=== Supplied data ===
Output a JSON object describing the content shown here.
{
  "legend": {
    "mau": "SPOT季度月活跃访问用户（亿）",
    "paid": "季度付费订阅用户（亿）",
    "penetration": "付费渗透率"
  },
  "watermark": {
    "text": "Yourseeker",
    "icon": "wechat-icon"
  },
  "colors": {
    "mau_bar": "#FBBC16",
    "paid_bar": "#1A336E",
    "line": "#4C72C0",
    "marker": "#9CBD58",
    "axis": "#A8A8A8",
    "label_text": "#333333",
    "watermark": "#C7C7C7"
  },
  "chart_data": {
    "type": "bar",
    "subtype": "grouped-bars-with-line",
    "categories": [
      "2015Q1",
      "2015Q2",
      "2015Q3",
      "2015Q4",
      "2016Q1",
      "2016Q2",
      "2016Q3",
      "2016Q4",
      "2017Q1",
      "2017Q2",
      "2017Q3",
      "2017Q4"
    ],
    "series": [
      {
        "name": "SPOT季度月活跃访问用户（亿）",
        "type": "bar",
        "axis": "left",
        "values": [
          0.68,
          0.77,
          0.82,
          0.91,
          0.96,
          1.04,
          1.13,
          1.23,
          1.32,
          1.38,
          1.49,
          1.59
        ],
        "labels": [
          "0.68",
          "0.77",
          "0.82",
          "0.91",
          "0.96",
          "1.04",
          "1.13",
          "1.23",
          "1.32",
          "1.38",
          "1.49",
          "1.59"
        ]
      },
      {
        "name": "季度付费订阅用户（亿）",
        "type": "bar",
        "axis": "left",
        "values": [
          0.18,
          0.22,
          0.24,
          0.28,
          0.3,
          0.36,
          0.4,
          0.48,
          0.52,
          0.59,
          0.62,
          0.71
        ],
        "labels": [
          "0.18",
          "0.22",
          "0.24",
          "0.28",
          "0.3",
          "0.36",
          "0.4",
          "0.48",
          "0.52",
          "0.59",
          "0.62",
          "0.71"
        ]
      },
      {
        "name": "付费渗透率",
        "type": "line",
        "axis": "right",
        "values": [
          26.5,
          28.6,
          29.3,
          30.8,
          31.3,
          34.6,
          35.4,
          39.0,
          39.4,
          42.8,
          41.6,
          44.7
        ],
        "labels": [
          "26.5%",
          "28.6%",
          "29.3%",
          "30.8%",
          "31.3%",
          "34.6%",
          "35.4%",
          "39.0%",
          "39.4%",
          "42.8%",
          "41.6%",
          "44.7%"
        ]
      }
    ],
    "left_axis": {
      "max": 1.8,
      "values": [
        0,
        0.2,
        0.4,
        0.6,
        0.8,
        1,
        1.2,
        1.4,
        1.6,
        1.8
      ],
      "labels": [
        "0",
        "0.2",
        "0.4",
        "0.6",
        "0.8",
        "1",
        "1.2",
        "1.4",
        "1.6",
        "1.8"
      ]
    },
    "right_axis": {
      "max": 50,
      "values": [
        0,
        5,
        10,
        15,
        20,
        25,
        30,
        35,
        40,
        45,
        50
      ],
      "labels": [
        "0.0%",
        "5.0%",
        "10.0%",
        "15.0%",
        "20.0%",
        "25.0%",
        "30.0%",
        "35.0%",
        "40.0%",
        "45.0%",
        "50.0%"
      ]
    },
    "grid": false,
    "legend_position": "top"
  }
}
===
=== Supplied data ===
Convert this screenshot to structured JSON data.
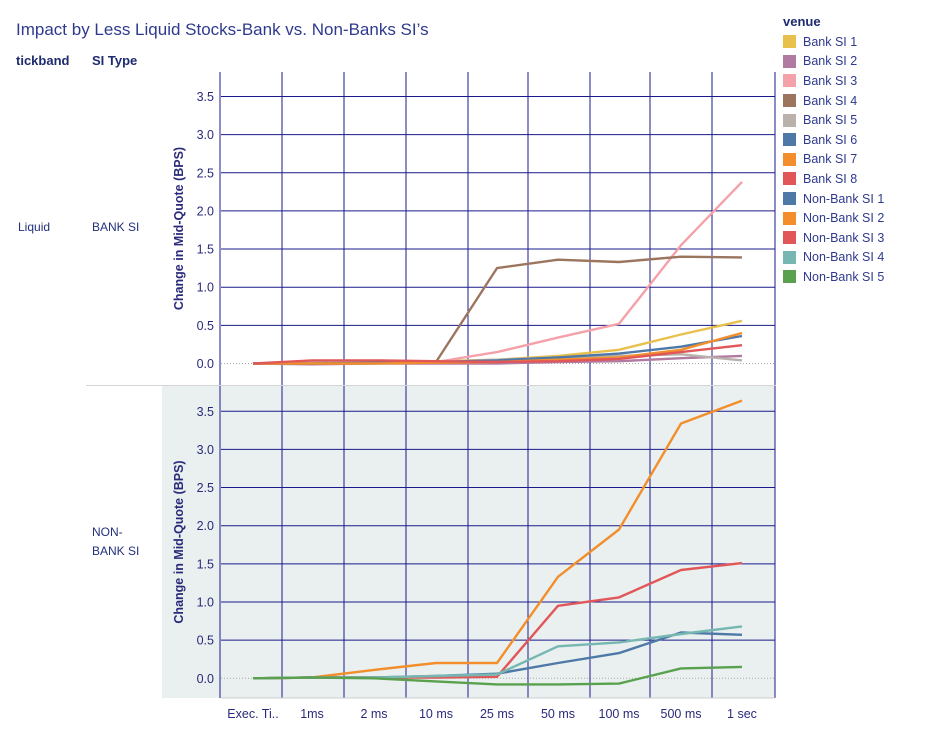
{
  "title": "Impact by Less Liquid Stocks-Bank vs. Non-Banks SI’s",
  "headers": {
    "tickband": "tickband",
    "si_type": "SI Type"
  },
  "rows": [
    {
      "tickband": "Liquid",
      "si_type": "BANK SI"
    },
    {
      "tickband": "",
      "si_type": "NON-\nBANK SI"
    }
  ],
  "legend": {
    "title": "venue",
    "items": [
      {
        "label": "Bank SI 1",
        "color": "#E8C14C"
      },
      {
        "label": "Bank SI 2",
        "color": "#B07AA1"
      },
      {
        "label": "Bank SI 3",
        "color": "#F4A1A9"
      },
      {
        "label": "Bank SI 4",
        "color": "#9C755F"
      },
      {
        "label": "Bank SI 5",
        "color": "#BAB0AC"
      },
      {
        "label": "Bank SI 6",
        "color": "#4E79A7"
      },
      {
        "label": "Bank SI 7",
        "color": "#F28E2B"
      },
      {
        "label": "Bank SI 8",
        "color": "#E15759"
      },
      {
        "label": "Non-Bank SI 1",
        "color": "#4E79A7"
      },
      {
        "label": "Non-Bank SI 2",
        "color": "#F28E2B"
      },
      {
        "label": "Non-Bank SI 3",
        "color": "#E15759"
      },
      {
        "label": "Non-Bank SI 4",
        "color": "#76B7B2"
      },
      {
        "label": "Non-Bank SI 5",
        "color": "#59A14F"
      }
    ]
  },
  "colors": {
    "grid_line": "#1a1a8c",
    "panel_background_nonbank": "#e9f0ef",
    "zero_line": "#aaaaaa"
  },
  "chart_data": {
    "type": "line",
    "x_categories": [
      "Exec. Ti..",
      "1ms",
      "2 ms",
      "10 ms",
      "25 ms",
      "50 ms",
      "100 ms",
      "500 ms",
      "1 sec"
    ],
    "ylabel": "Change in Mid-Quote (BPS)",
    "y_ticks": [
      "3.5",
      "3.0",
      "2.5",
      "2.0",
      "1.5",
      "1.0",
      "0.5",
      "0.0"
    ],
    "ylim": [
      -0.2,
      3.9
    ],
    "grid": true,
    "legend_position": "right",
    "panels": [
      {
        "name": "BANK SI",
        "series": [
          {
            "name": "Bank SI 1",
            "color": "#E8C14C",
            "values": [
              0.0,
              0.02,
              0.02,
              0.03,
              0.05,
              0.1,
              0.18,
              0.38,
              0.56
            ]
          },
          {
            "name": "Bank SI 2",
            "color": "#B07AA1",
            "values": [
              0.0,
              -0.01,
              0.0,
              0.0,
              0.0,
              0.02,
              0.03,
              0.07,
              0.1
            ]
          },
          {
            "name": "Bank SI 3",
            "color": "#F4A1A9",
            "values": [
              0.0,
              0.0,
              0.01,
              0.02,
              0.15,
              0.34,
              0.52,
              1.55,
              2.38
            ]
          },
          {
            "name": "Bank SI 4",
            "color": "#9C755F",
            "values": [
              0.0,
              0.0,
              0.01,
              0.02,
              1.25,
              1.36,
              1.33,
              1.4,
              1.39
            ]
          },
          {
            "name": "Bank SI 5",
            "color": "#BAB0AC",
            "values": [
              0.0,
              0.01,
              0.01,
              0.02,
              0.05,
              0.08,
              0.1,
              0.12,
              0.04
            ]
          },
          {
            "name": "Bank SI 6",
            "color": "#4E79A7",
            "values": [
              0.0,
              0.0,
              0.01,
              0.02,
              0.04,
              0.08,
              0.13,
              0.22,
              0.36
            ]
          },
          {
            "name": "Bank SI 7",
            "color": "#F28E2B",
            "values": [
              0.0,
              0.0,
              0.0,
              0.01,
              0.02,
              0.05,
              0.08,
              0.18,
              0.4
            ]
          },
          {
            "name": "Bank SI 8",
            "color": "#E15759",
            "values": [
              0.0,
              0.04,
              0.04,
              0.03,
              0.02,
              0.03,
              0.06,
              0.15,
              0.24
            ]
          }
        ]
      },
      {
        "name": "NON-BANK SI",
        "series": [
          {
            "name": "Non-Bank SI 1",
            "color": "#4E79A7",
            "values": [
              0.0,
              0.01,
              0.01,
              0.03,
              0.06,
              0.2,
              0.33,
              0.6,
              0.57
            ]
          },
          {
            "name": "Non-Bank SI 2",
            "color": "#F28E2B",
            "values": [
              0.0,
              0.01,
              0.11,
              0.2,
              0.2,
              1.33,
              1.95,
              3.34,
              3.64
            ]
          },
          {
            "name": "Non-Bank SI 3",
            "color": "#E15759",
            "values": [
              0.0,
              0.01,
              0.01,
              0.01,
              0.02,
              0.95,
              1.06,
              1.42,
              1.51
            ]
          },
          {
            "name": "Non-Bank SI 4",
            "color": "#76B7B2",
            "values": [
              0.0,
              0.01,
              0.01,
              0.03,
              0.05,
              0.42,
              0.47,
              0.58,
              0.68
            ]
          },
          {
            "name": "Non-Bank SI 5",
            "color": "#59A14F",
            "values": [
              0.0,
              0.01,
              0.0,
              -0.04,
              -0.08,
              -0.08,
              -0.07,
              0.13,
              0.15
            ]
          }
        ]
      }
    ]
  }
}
===
Required work: Select every line in the records above that contains the word "tickband".

Answer to this exercise:
    "tickband": "tickband",
      "tickband": "Liquid",
      "tickband": "",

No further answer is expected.